▶ _WHAT YOU NEED TO DO_
Check every line of the entries for "purchasing", and copy the lines that hold it.

------------------------------

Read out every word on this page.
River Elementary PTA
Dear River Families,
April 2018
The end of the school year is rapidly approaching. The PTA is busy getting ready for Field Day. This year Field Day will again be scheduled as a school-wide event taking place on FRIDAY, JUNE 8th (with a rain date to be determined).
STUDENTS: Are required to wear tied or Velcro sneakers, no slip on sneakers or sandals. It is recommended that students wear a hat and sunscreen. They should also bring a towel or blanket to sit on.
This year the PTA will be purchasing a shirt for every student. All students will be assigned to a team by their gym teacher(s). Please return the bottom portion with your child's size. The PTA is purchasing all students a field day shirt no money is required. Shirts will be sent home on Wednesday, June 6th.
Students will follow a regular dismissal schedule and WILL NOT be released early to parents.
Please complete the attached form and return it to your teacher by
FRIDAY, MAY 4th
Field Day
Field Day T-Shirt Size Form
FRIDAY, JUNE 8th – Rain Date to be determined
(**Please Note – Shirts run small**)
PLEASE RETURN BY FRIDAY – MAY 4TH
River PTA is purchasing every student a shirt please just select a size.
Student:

------------------------------

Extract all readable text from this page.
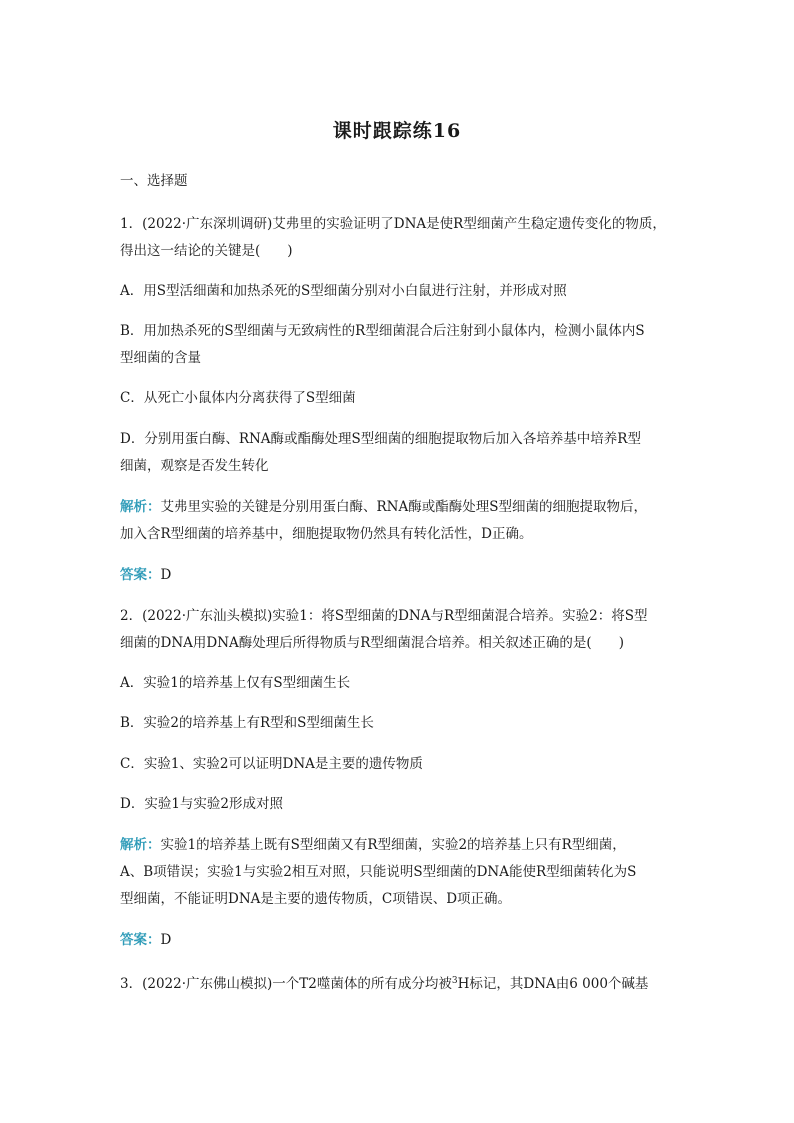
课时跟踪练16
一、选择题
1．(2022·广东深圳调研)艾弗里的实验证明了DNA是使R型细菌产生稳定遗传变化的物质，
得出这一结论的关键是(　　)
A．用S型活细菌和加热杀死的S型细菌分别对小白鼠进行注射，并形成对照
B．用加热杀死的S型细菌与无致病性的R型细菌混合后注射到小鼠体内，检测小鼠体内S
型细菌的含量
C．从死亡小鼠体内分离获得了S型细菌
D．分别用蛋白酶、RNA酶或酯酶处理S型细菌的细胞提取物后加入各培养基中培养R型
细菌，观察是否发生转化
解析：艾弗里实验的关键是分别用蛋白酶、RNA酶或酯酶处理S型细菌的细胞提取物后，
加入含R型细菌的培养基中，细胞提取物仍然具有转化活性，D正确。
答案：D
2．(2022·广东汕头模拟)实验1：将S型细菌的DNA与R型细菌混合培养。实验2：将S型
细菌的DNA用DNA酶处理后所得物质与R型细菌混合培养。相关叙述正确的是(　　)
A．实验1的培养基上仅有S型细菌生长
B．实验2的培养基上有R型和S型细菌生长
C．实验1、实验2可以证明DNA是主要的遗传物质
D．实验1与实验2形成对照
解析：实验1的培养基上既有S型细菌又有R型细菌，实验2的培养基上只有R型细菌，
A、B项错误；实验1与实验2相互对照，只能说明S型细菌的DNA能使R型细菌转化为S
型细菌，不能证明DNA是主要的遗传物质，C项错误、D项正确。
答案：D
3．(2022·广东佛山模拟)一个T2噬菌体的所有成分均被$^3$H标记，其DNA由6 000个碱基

------------------------------

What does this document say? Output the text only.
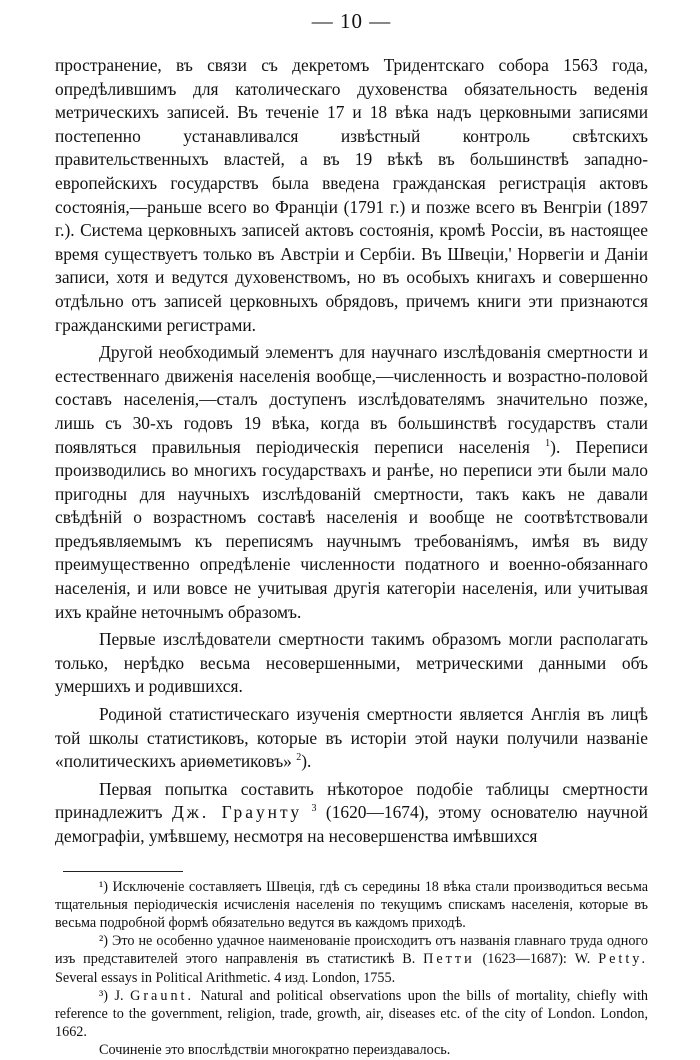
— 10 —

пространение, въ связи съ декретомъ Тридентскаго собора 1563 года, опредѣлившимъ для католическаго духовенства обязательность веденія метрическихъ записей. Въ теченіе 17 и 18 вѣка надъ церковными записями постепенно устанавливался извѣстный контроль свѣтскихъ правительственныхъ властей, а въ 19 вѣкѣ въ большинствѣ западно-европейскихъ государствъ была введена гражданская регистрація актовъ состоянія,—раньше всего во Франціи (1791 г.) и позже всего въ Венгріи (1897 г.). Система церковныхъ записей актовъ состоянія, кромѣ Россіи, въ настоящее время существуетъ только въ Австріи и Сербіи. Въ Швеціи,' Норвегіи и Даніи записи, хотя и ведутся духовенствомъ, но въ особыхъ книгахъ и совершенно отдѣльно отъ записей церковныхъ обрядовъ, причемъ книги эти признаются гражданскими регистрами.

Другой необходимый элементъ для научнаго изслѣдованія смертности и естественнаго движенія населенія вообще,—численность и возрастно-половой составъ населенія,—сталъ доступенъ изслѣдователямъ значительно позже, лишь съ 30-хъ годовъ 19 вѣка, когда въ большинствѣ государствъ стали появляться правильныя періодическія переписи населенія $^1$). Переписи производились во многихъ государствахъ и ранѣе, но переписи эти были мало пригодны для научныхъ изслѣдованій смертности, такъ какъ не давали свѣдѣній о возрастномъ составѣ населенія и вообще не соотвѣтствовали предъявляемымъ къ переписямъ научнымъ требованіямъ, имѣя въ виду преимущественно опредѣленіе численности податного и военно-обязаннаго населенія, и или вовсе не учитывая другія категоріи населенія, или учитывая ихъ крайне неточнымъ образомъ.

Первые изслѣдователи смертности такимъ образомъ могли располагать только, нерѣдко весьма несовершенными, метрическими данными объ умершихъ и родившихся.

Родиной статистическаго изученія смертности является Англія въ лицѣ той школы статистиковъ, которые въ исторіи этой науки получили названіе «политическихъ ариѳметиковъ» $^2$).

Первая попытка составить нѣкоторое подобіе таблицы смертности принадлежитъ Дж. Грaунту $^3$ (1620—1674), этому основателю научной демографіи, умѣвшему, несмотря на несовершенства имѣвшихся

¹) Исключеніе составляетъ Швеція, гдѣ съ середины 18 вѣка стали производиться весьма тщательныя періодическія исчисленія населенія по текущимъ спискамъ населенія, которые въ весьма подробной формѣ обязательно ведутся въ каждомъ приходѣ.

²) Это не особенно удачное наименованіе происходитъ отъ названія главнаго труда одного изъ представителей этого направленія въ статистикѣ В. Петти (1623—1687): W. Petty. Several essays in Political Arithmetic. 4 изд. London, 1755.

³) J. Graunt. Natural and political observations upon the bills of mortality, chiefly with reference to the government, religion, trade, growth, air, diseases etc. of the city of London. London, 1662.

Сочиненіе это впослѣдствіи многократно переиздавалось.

------------------------------

▶ _RESPONSE TO THE TASK_
This year the PTA will be purchasing a shirt for every student. All students will be assigned to a team by their gym teacher(s). Please return the bottom portion with your child's size. The PTA is purchasing all students a field day shirt no money is required. Shirts will be sent home on Wednesday, June 6th.
River PTA is purchasing every student a shirt please just select a size.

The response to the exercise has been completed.